[START OF Text to read]

Step-Up Basis in Community Property States Is Even Better
Residents of nine different community
property states have the ability to take advantage of a double step-up basis
tax rule. This allows a step-up basis on all community property for the
surviving spouse. Community property means any asset that was accumulated
during the marriage with the exception of any gift or inheritance.
Arizona, California, Idaho, Louisiana, Nevada, New Mexico, Texas, Washington, and Wisconsin are the nine states. In community property states, all assets and debts acquired during the marriage are considered joint property and are divided equally between spouses in the event of a divorce.
In many other states, neither assets
that are only owned by the surviving spouse or jointly owned assets do not get
the same treatment. The assets of a surviving spouse don’t get any step-up
basis and jointly owned assets only get half of the basis. However, a surviving
spouse can obtain the step-up basis on anything that is inherited from the
deceased in any state.
A stepped-up basis is a tax law that applies to estate
transfers. When someone inherits investment assets, the IRS resets the asset’s
original cost basis to its value at the date o the inheritance. The heir then
pays capital gains taxes on that basis. The result is a loophole in tax law
that reduces or even eliminates capital gains tax on the sale of inherited
assets.
Let's assume you are wealthy and you own a ten million dollar house in Emerald Bay, Laguna Beach. You never want to sell the house, you want to give it to your children when you die because no taxes are due on the gain because you inherited the house that Dad bought for $450,000.00 The basis was $450000. when you inherited it was worth three million and now your children also pass on the gain and rent that house forever. Unrealized capital gains (air money because you never sell the real estate) are not taxed as income because the owners never cashed in and sold.
A basic rule for income tax purposes is:
the basis of an asset received from a decedent is the lesser of the asset's fair market value on the decedent's date of death
or the decedent's basis in the asset on the date of death.
In most circumstances the basis will be the lesser of the two. The executor can allocate a maximum of $1.3 million in stepped-up basis to estate assets transferred to any beneficiary.
Under the current fair market value basis rules (also known as the “step-up and step-down” rules), an heir receives a basis in inherited property equal to its date-of-death value.
There is a principal that it is always best to recover basis as fast as possible from an event (death). Heirs can decide to allocate sufficient basis to cover the gains, sell some things and keep others.
GIFTS VS Waiting for the step up at death
If your grandmother decides to make a gift of stock during her lifetime (rather than passing it on when she dies), the “step-up” in basis (from $500. original purchase cost to $1 million) would be lost. Property that has gone up in value acquired by gift is subject to the “carryover” basis rules. That means the person receiving the gift takes the same basis the donor had in it ($500 in this example), plus a portion of any gift tax the donor pays on the gift. If grandmother gives it while she is alive two different taxes might be owed. If she waits for her death no tax is due.
Tell granny to leave it in her will if it is real estate.
This is not legal advice. And yes the Emerald Bay example is real.
The fifth bank to be shut
down in 2023.
A Siouxland bank has closed after suffering heavy losses on loans not previously identified, according to Iowa banking officials.
Banks are required
to file financial regulatory reports with the OCC. These reports must
include:
Banks are also required to file
Consolidated Reports of Condition and Income also known as a Call Report.

[END OF Text to read]
[START OF Information given]

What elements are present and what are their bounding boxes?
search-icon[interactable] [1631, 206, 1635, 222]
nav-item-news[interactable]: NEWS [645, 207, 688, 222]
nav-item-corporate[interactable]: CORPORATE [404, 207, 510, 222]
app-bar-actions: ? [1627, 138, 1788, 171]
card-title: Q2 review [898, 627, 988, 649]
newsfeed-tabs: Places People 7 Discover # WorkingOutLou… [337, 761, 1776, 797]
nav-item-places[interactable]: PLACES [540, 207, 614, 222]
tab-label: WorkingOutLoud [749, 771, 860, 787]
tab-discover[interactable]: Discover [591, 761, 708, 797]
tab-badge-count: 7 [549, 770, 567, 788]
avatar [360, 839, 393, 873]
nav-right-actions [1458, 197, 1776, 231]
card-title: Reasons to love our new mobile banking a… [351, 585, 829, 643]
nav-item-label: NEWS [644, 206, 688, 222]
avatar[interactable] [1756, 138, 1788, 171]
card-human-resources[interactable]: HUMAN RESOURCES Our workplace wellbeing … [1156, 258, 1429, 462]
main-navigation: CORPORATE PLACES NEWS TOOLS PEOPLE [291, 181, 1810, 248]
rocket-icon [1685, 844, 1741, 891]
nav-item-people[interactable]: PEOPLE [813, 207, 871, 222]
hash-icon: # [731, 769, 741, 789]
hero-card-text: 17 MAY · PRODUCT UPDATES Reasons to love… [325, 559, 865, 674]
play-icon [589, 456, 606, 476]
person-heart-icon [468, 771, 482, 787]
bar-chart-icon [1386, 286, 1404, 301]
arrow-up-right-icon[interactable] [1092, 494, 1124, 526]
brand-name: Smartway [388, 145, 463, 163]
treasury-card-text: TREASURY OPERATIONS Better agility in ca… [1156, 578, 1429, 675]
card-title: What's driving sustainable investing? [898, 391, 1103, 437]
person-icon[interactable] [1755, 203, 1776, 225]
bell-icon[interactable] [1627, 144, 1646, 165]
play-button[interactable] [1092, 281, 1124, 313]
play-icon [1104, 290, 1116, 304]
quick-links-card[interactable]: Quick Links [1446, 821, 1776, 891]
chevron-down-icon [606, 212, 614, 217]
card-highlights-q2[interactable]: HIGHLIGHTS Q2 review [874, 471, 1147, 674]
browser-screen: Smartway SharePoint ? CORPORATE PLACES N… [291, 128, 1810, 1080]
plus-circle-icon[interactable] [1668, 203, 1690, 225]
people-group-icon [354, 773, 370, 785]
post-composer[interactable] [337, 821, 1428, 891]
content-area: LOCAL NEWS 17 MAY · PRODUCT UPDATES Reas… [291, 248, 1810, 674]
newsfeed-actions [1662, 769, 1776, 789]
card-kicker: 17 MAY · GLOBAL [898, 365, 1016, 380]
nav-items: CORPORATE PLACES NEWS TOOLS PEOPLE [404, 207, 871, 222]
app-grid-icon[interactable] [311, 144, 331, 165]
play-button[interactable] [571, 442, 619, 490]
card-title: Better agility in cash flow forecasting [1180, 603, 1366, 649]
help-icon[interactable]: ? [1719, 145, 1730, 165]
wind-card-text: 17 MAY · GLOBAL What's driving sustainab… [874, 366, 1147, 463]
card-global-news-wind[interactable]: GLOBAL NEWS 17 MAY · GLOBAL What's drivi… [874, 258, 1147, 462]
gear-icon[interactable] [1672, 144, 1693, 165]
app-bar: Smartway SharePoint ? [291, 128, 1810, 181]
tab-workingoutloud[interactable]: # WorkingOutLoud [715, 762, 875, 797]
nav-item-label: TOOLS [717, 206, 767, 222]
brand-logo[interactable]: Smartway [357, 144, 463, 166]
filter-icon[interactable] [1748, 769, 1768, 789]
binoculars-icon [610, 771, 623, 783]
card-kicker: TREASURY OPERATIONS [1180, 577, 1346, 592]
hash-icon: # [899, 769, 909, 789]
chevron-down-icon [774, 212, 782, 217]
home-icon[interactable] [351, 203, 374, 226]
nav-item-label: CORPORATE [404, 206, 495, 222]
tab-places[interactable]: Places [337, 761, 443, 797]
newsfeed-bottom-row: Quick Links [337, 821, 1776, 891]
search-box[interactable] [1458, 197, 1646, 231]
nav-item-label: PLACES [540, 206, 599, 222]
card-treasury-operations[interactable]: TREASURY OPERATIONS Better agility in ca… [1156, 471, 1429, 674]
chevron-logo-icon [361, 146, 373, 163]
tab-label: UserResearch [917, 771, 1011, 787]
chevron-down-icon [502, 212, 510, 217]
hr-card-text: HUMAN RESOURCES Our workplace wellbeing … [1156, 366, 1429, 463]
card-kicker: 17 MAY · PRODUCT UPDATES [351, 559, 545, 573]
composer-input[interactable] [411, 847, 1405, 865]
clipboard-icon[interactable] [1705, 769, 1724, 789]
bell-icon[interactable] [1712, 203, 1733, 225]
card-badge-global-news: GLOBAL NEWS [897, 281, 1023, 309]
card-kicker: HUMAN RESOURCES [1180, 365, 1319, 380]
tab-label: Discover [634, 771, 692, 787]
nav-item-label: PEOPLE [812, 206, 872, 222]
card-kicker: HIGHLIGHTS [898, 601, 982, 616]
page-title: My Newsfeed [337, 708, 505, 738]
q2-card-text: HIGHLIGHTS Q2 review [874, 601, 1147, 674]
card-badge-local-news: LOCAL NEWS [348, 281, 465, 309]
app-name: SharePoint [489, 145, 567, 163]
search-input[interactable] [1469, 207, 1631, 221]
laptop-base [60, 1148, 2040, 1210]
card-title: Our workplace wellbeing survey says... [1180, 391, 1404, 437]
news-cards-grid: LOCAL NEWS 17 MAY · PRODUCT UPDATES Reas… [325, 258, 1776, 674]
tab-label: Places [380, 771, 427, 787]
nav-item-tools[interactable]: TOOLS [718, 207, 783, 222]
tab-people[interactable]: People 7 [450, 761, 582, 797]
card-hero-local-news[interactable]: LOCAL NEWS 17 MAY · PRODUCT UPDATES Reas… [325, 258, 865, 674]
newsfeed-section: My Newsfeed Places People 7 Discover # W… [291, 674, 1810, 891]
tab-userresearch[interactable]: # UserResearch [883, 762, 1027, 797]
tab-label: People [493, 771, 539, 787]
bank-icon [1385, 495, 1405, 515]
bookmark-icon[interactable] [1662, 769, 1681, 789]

[END OF Information given]

:: Directives ::
**a)** Answer these questions from the step-up basis text, one per line, marking each answer (i), (ii) or (iii).
(i) Which nine states does it name as community property states?
(ii) Under the carryover basis rules, what basis does the person receiving a gift take?
(iii) According to Iowa banking officials, why did the Siouxland bank close?
**b)** Shorten the paragraph of the step-up basis text that begins "A stepped-up basis is a tax law" to a brief bulleted list that keeps its main facts.
**c)** Write the next part of the step-up basis text, starting right after its final sentence about the Call Report.

:: Task responses ::
**a)**
(i) Arizona, California, Idaho, Louisiana, Nevada, New Mexico, Texas, Washington, and Wisconsin.
(ii) The same basis the donor had in the property, plus a portion of any gift tax the donor pays on the gift.
(iii) It suffered heavy losses on loans not previously identified.

**b)**
- A stepped-up basis is a tax law that applies to estate transfers.
- When someone inherits investment assets, the IRS resets the asset's original cost basis to its value on the date of the inheritance.
- The heir pays capital gains taxes on that new basis.
- This loophole reduces or even eliminates capital gains tax on the sale of inherited assets.

**c)**
This report includes:
Banks must file the Call Report as of
the close of business on the last day of each calendar quarter.
Trucking and some farm equipment loans went non paying when interest rates rose this year. The bank was ordered to hire a Special Loan Consultant in thirty days to manage the workouts on these bad loans. The bank failed to correct it's problem and the hammer came down.
Citizens Bank in Sac City was legally shut down Friday November 3rd, 2023 at 4:00 by the Iowa Division of Banking (IDOB).
As part of the closure
by IDOB Superintendent Jeff Plagge, the bank was placed into the receivership
of the Federal Deposit Insurance Corporation (FDIC).
The release states that bank examiners “identified significant
loan losses that had not previously been identified by the bank” while
conducting an examination of the bank. Call reports were not accurate. Officials
said Citizens Bank had a “concentration of out-of-territory and out-of-state
loans to one industry” and then suffered heavy losses from some of those loans.
The bank has since been declared insolvent.
All deposit accounts have been purchased and transferred to Iowa Trust & Savings Bank, Emmetsburg. At the time of shuddering Citizens Bank had one main office and drive-up facility.
Iowa Trust
& Savings Bank now holds the deposits.
As of its third quarter call report,
Citizens Bank reported
$65,558,000 in total assets
and $58,930,000 in total deposits.
The bank was declared insolvent. The bank had a concentration of out-of-territory and out-of-state loans to one industry and incurred heavy losses on some of those loans.
Bad loans on Auto Loans, Recreational Vehicle Loans,
HELOC s, Home Improvement Loans, Personal Loans, Mortgage Loans to Investors, Agriculture loans to farmers
for equipment and livestock, and Commercial loans.
FDIC
insures qualified deposits to $250,000.
CALFORNIA Probate Rules
Probate hearings in California are
held in the Probate Department of the Superior Court in the county
where the decedent lived at the time of their death. The petition
should be filed at the Superior Court office located in the county in which the
decedent resided. This can be found on the county of record’s website.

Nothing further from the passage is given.